--- DATA IN THIS EXERCISE ---

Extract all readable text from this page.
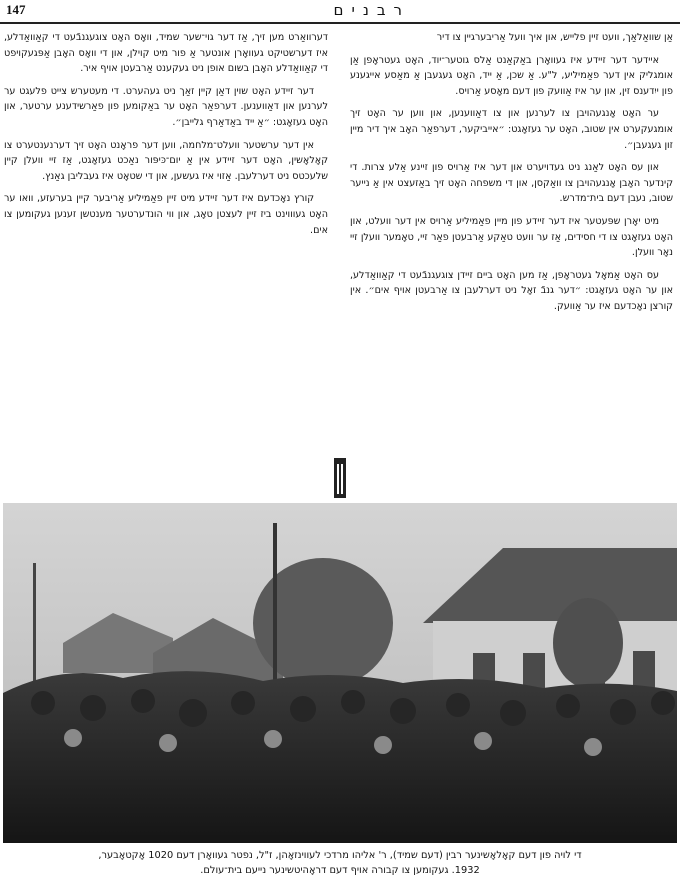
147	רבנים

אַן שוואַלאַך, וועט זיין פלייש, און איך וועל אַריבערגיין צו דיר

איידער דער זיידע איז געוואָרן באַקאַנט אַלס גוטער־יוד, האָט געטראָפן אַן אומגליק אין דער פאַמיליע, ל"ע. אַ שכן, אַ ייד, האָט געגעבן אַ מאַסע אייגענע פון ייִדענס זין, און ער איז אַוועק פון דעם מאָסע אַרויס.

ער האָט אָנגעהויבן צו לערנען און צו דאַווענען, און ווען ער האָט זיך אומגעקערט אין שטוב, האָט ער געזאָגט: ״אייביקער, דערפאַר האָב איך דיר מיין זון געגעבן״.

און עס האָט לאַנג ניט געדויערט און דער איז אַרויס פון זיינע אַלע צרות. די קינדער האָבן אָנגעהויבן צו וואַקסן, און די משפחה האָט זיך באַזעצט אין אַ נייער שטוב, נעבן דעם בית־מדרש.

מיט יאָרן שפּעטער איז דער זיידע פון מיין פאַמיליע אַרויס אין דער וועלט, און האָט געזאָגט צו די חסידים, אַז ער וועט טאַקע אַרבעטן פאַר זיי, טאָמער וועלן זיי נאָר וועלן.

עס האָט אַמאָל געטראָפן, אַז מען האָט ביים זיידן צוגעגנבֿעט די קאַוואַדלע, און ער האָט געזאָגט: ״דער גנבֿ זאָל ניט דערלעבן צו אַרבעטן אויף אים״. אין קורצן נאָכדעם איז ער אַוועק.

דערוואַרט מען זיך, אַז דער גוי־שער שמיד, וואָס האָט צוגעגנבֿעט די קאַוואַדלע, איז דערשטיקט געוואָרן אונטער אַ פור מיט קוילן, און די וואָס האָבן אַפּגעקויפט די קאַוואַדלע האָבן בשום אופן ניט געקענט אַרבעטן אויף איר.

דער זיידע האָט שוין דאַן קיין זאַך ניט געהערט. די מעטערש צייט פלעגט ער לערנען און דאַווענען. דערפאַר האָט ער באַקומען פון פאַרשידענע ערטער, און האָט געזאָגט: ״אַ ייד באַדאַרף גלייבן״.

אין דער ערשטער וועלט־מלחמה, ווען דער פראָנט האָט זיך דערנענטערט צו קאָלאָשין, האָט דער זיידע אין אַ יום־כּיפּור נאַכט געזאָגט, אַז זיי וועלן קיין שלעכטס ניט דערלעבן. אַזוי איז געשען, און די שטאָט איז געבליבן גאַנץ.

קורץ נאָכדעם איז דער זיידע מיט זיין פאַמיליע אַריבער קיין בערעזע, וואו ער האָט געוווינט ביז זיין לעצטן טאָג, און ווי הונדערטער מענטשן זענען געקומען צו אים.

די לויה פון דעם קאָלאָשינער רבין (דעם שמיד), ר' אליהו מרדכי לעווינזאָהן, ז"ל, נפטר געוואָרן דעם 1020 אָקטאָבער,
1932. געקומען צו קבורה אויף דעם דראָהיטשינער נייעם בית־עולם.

--- WHAT YOU ARE ASKED TO DO ---
Select and copy each line from the data that includes the word "ווען".

--- FULL SOLUTION ---
ער האָט אָנגעהויבן צו לערנען און צו דאַווענען, און ווען ער האָט זיך אומגעקערט אין שטוב, האָט ער געזאָגט: ״אייביקער, דערפאַר האָב איך דיר מיין זון געגעבן״.
אין דער ערשטער וועלט־מלחמה, ווען דער פראָנט האָט זיך דערנענטערט צו קאָלאָשין, האָט דער זיידע אין אַ יום־כּיפּור נאַכט געזאָגט, אַז זיי וועלן קיין שלעכטס ניט דערלעבן. אַזוי איז געשען, און די שטאָט איז געבליבן גאַנץ.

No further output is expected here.